• Texto da página:
┌──
PRODER apoia 24 projectos no Douro Superior
Mais de 600 mil euros foram atribuídos pelo PRODER a 24 projectos no Douro Superior. O investimento total é de um milhão e 200 mil euros.
Na cerimónia de entrega dos contratos de financiamento, na passada quarta-feira, a gestora do programa salientou o dinamismo dos empresários da região no sector agrícola. “Este é um financiamento que é transversal para a dinamização das zonas rurais, parte do investimento agrícola que é muito forte nesta região sobretudo no sector da fruta, do vinho e do mel pois há centenas de jovens a instalar-se”, refere Gabriela Ventura, acrescentando que “em complemento deste investimento aparecem depois outras actividades muito criadoras de postos de trabalho”.
Os empresários contemplados com este apoio realçam que sem o financiamento seria mais complicado ou até mesmo impossível concretizar os projectos. “Neste momento era impossível e isto caba por ser um incentivo e uma mais-valia para mim e para a terra”, considera Maria Beatriz. “Sem o apoio é sempre mais difícil, embora também não seja solução para todos os males. Espero conseguir aproveitar este apoio para contrariar outros males e tornar aspectos negativos em aspectos positivos”, refere António Andrês.
Desenvolver agricultura
O presidente da Associação de Desenvolvimento do Douro Superior diz que este dinheiro vem ajudar a desenvolver a agricultura da região. “Serve para desenvolver a agricultura da região e tudo o que se faça a favor destes concelhos é tudo bem-vindo. Estes apoios são fundamentais porque a agricultura tem de ser ajudada e se assim não fosse muitos projectos ficavam pelo caminho”, afirma Dinis Cordeiro.
Caixa
Museu da Cera inaugurado em Felgueiras
No mesmo dia foi ainda inaugurado na aldeia de Felgueiras, Torre de Moncorvo, o Museu da Cera, único na Europa. O antigo lagar foi recuperado e transformado em local memória, num projecto financiado pelo PRODER.
O presidente da Junta de Freguesia explica que “aqui pode ver-se todo o processo de fabrico da cera, desde a recolha da matéria-prima que era retirada de colemias, passava depois para cera virgem e depois compactada em pães de cera”. Depois “os cereeiros transformavam-na em suas casas, em velas para igrejas”, acrescenta Adriano Martins, salientando que estas velas “eram vendidas em todo o país e abastecia grande parte do Nordeste Transmontano”.
Na década de 60 chegaram a ser 30 os cereeiros nesta freguesia. Hoje há apenas dois.
└──
• Sobre a tarefa:
No texto sobre o apoio do PRODER ao Douro Superior, copie de novo o trecho começando em "Desenvolver agricultura" e indo até "afirma Dinis Cordeiro.". Substitua "agricultura" por "lavoura" em todas as vezes que aparecer.

• Dados do exercício:
┌──
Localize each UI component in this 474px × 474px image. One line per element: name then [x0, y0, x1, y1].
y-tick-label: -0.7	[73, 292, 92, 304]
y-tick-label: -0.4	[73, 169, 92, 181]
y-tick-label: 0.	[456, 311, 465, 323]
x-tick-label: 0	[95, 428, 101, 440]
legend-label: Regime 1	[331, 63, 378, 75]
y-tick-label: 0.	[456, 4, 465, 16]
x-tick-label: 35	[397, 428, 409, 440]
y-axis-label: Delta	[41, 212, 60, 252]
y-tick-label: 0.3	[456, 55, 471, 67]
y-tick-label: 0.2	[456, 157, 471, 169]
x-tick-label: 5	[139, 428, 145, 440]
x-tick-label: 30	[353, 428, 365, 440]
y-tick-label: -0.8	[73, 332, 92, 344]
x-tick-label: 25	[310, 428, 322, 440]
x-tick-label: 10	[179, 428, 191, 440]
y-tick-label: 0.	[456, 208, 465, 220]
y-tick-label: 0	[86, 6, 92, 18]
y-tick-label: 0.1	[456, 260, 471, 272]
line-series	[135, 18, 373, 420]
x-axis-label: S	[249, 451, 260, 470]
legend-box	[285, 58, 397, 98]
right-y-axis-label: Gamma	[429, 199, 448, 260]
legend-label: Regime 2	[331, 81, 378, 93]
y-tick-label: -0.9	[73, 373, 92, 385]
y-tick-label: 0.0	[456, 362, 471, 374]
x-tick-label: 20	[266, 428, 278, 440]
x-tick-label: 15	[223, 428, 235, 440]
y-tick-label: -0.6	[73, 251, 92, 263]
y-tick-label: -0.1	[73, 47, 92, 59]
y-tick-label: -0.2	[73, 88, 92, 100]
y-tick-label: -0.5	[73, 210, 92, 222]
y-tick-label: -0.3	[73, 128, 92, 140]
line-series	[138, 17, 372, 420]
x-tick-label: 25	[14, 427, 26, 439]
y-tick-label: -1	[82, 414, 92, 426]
└──
• Área de resposta:
Desenvolver lavoura
O presidente da Associação de Desenvolvimento do Douro Superior diz que este dinheiro vem ajudar a desenvolver a lavoura da região. “Serve para desenvolver a lavoura da região e tudo o que se faça a favor destes concelhos é tudo bem-vindo. Estes apoios são fundamentais porque a lavoura tem de ser ajudada e se assim não fosse muitos projectos ficavam pelo caminho”, afirma Dinis Cordeiro.